Requirement:
Make an exact copy of each entry, leaving out every picture.

Saved entries

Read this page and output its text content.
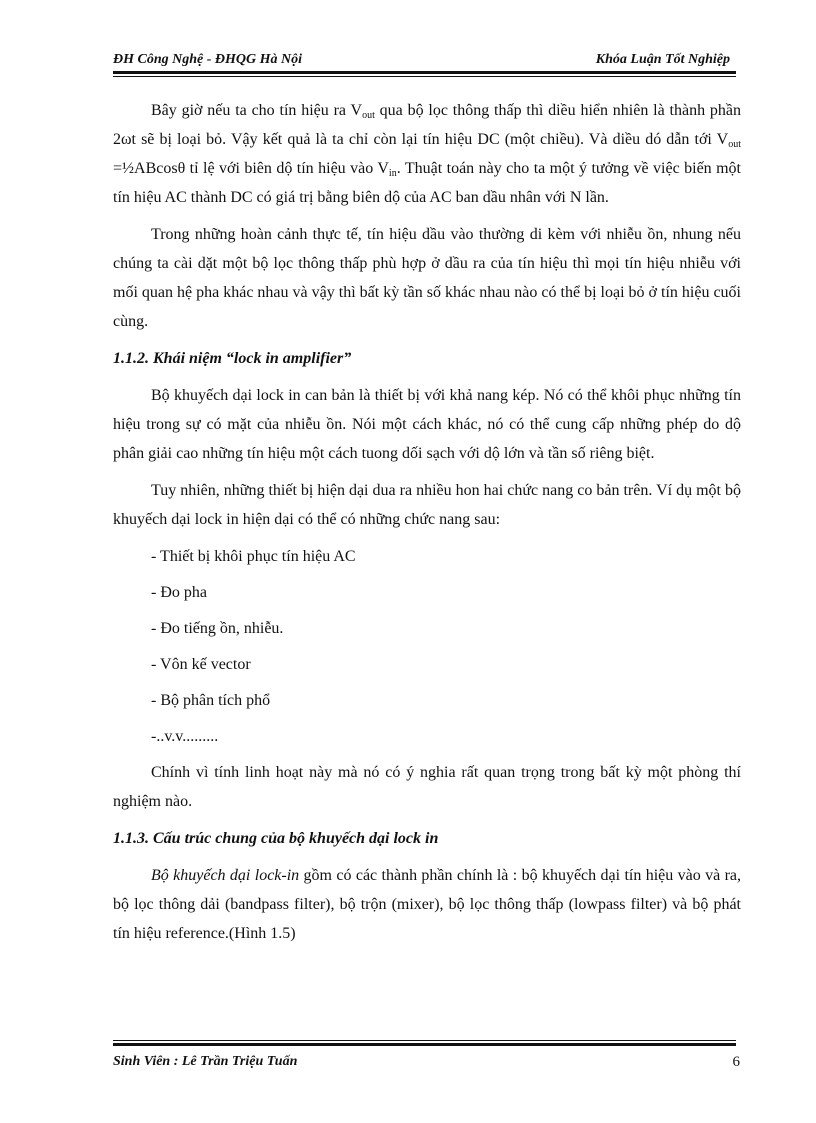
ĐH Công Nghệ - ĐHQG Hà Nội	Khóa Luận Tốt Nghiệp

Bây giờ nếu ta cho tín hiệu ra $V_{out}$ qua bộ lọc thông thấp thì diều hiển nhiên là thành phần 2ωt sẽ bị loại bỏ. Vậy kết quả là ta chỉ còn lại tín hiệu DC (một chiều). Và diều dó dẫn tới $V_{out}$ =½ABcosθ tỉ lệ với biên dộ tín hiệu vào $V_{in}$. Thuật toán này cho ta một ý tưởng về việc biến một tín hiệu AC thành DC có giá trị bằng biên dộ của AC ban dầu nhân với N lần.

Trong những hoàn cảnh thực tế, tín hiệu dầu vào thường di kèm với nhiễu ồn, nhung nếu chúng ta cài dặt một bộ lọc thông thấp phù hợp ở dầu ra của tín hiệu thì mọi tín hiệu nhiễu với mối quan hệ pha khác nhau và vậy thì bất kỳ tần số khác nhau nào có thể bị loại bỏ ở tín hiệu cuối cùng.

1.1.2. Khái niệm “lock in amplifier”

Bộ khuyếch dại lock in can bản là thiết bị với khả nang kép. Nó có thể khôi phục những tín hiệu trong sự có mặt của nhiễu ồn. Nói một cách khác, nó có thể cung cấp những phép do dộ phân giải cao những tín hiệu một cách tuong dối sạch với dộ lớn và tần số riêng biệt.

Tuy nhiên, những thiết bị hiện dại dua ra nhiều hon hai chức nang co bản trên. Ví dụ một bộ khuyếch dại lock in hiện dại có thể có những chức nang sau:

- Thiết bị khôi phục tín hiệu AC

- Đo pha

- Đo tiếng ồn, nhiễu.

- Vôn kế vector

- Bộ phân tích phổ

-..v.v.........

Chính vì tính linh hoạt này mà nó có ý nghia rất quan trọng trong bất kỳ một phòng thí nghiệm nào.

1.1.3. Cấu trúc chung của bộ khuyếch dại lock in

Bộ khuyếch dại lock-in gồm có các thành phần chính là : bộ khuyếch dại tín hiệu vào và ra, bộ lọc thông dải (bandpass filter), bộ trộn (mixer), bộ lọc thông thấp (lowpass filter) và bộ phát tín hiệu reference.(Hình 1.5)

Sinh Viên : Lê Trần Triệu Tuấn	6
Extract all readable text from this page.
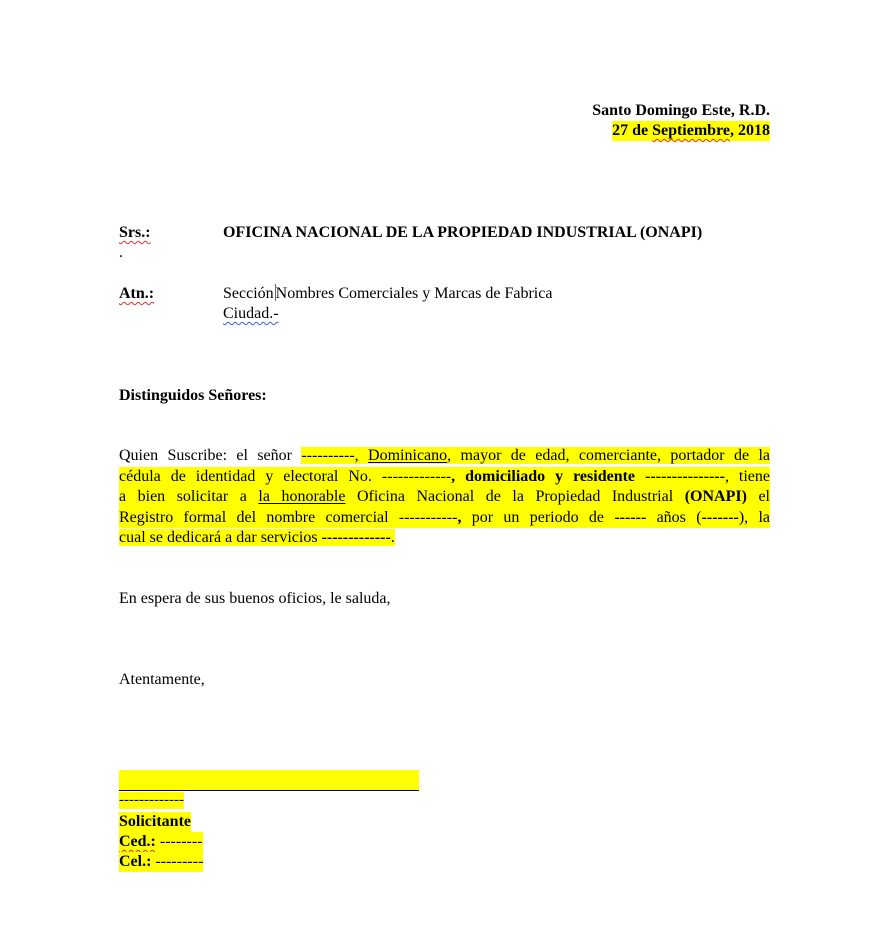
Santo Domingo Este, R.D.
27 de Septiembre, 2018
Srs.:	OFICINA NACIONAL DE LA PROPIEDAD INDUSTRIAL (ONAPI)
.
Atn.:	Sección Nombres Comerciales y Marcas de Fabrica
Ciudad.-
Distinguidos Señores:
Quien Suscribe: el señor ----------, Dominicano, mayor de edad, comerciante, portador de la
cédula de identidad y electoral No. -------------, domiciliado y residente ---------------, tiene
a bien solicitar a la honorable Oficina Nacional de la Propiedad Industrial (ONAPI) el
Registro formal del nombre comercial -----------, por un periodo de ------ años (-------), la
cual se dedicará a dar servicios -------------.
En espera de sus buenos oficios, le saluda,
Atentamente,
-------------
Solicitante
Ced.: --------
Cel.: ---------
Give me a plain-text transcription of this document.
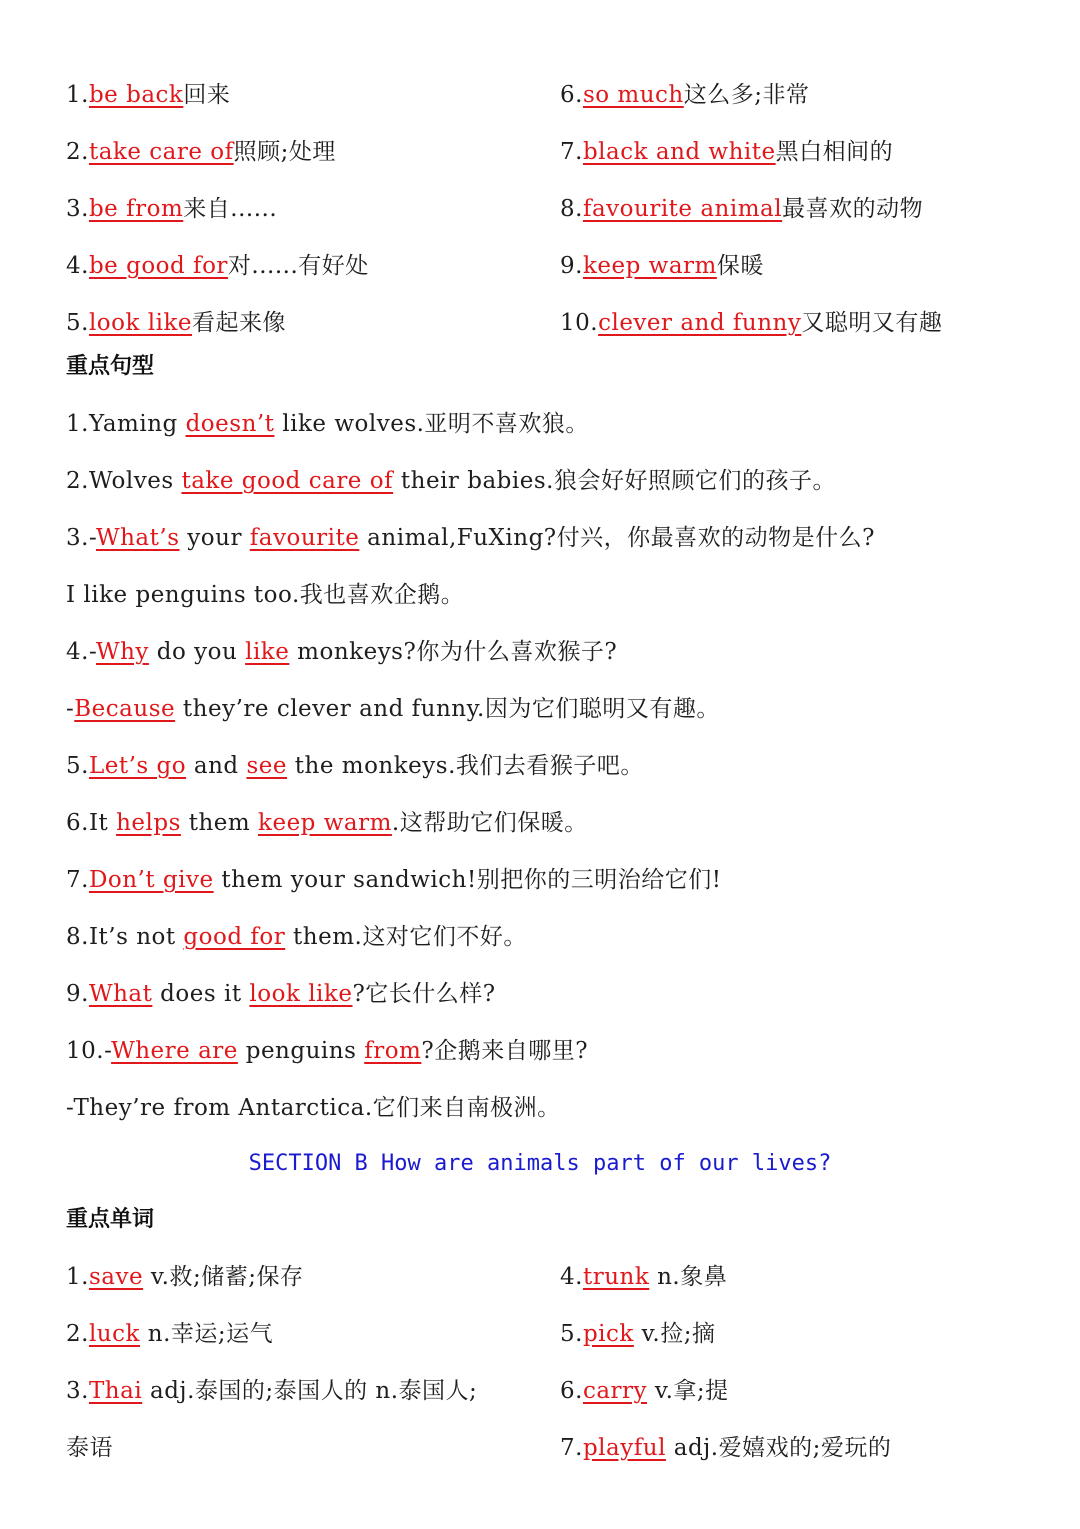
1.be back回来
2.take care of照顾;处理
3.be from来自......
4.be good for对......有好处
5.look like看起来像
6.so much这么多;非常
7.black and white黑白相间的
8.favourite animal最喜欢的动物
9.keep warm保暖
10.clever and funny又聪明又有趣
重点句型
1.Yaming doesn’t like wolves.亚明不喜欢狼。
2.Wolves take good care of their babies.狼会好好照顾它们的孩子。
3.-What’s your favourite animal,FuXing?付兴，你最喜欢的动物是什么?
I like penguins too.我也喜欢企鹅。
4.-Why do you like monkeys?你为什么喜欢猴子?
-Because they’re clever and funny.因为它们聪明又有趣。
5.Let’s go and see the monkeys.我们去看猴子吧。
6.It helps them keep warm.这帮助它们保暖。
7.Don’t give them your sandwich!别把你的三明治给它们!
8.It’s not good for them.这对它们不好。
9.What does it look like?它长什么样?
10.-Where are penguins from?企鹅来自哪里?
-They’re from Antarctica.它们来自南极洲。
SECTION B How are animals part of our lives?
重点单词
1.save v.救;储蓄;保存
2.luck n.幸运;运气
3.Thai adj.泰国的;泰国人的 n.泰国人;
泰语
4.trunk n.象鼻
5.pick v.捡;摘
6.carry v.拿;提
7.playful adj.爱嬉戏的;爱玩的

Task response:
Read this page and output its text content.
ĐH Công Nghệ - ĐHQG Hà Nội	Khóa Luận Tốt Nghiệp

Bây giờ nếu ta cho tín hiệu ra $V_{out}$ qua bộ lọc thông thấp thì diều hiển nhiên là thành phần 2ωt sẽ bị loại bỏ. Vậy kết quả là ta chỉ còn lại tín hiệu DC (một chiều). Và diều dó dẫn tới $V_{out}$ =½ABcosθ tỉ lệ với biên dộ tín hiệu vào $V_{in}$. Thuật toán này cho ta một ý tưởng về việc biến một tín hiệu AC thành DC có giá trị bằng biên dộ của AC ban dầu nhân với N lần.

Trong những hoàn cảnh thực tế, tín hiệu dầu vào thường di kèm với nhiễu ồn, nhung nếu chúng ta cài dặt một bộ lọc thông thấp phù hợp ở dầu ra của tín hiệu thì mọi tín hiệu nhiễu với mối quan hệ pha khác nhau và vậy thì bất kỳ tần số khác nhau nào có thể bị loại bỏ ở tín hiệu cuối cùng.

1.1.2. Khái niệm “lock in amplifier”

Bộ khuyếch dại lock in can bản là thiết bị với khả nang kép. Nó có thể khôi phục những tín hiệu trong sự có mặt của nhiễu ồn. Nói một cách khác, nó có thể cung cấp những phép do dộ phân giải cao những tín hiệu một cách tuong dối sạch với dộ lớn và tần số riêng biệt.

Tuy nhiên, những thiết bị hiện dại dua ra nhiều hon hai chức nang co bản trên. Ví dụ một bộ khuyếch dại lock in hiện dại có thể có những chức nang sau:

- Thiết bị khôi phục tín hiệu AC

- Đo pha

- Đo tiếng ồn, nhiễu.

- Vôn kế vector

- Bộ phân tích phổ

-..v.v.........

Chính vì tính linh hoạt này mà nó có ý nghia rất quan trọng trong bất kỳ một phòng thí nghiệm nào.

1.1.3. Cấu trúc chung của bộ khuyếch dại lock in

Bộ khuyếch dại lock-in gồm có các thành phần chính là : bộ khuyếch dại tín hiệu vào và ra, bộ lọc thông dải (bandpass filter), bộ trộn (mixer), bộ lọc thông thấp (lowpass filter) và bộ phát tín hiệu reference.(Hình 1.5)

Sinh Viên : Lê Trần Triệu Tuấn	6
Extract all readable text from this page.
Santo Domingo Este, R.D.
27 de Septiembre, 2018
Srs.:	OFICINA NACIONAL DE LA PROPIEDAD INDUSTRIAL (ONAPI)
.
Atn.:	Sección Nombres Comerciales y Marcas de Fabrica
Ciudad.-
Distinguidos Señores:
Quien Suscribe: el señor ----------, Dominicano, mayor de edad, comerciante, portador de la
cédula de identidad y electoral No. -------------, domiciliado y residente ---------------, tiene
a bien solicitar a la honorable Oficina Nacional de la Propiedad Industrial (ONAPI) el
Registro formal del nombre comercial -----------, por un periodo de ------ años (-------), la
cual se dedicará a dar servicios -------------.
En espera de sus buenos oficios, le saluda,
Atentamente,
-------------
Solicitante
Ced.: --------
Cel.: ---------
Give me a plain-text transcription of this document.
1.be back回来
2.take care of照顾;处理
3.be from来自......
4.be good for对......有好处
5.look like看起来像
6.so much这么多;非常
7.black and white黑白相间的
8.favourite animal最喜欢的动物
9.keep warm保暖
10.clever and funny又聪明又有趣
重点句型
1.Yaming doesn’t like wolves.亚明不喜欢狼。
2.Wolves take good care of their babies.狼会好好照顾它们的孩子。
3.-What’s your favourite animal,FuXing?付兴，你最喜欢的动物是什么?
I like penguins too.我也喜欢企鹅。
4.-Why do you like monkeys?你为什么喜欢猴子?
-Because they’re clever and funny.因为它们聪明又有趣。
5.Let’s go and see the monkeys.我们去看猴子吧。
6.It helps them keep warm.这帮助它们保暖。
7.Don’t give them your sandwich!别把你的三明治给它们!
8.It’s not good for them.这对它们不好。
9.What does it look like?它长什么样?
10.-Where are penguins from?企鹅来自哪里?
-They’re from Antarctica.它们来自南极洲。
SECTION B How are animals part of our lives?
重点单词
1.save v.救;储蓄;保存
2.luck n.幸运;运气
3.Thai adj.泰国的;泰国人的 n.泰国人;
泰语
4.trunk n.象鼻
5.pick v.捡;摘
6.carry v.拿;提
7.playful adj.爱嬉戏的;爱玩的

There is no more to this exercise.